*** RECORDS FOR THIS EXERCISE

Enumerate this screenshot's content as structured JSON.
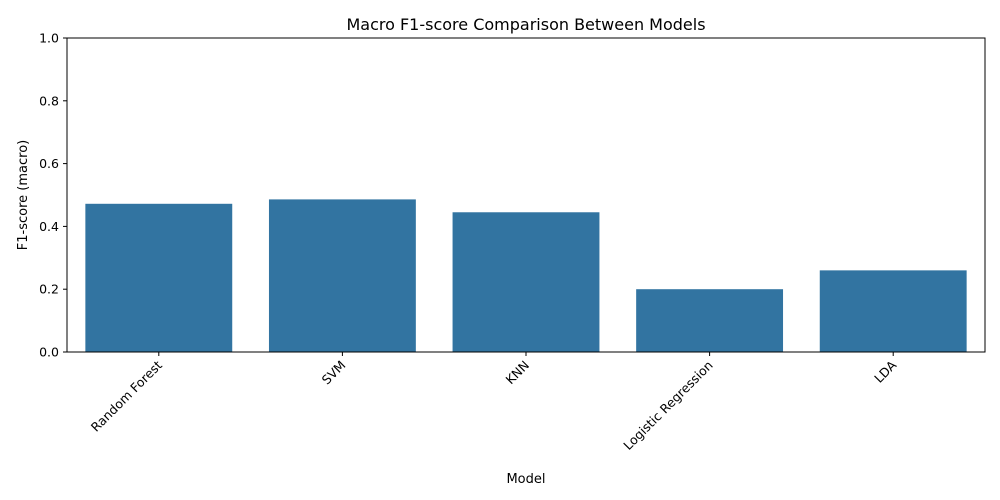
{
  "chart_data": {
    "type": "bar",
    "title": "Macro F1-score Comparison Between Models",
    "xlabel": "Model",
    "ylabel": "F1-score (macro)",
    "categories": [
      "Random Forest",
      "SVM",
      "KNN",
      "Logistic Regression",
      "LDA"
    ],
    "values": [
      0.472,
      0.486,
      0.445,
      0.2,
      0.26
    ],
    "ylim": [
      0,
      1
    ],
    "yticks": [
      0.0,
      0.2,
      0.4,
      0.6,
      0.8,
      1.0
    ],
    "ytick_labels": [
      "0.0",
      "0.2",
      "0.4",
      "0.6",
      "0.8",
      "1.0"
    ],
    "xtick_rotation_deg": 45,
    "bar_color": "#3274a1",
    "grid": false,
    "legend": "none"
  }
}
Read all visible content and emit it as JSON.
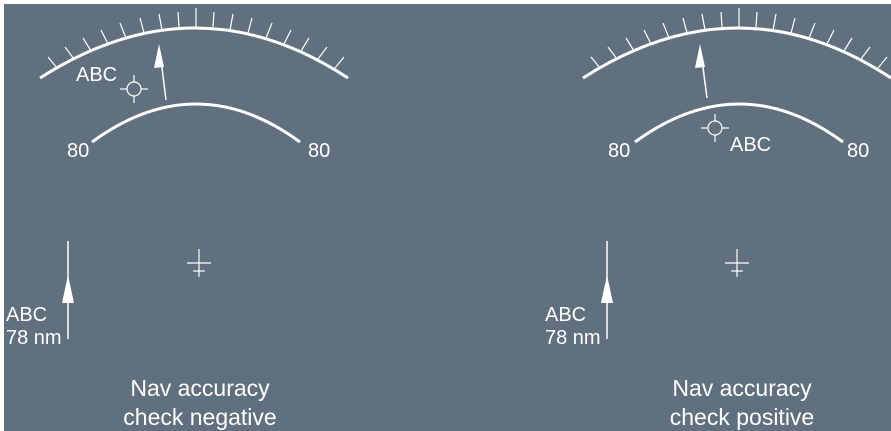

******

Report how many lines of the listing above include the word "JSON". Say nothing but the number.

- RESULT OF THIS TASK -
2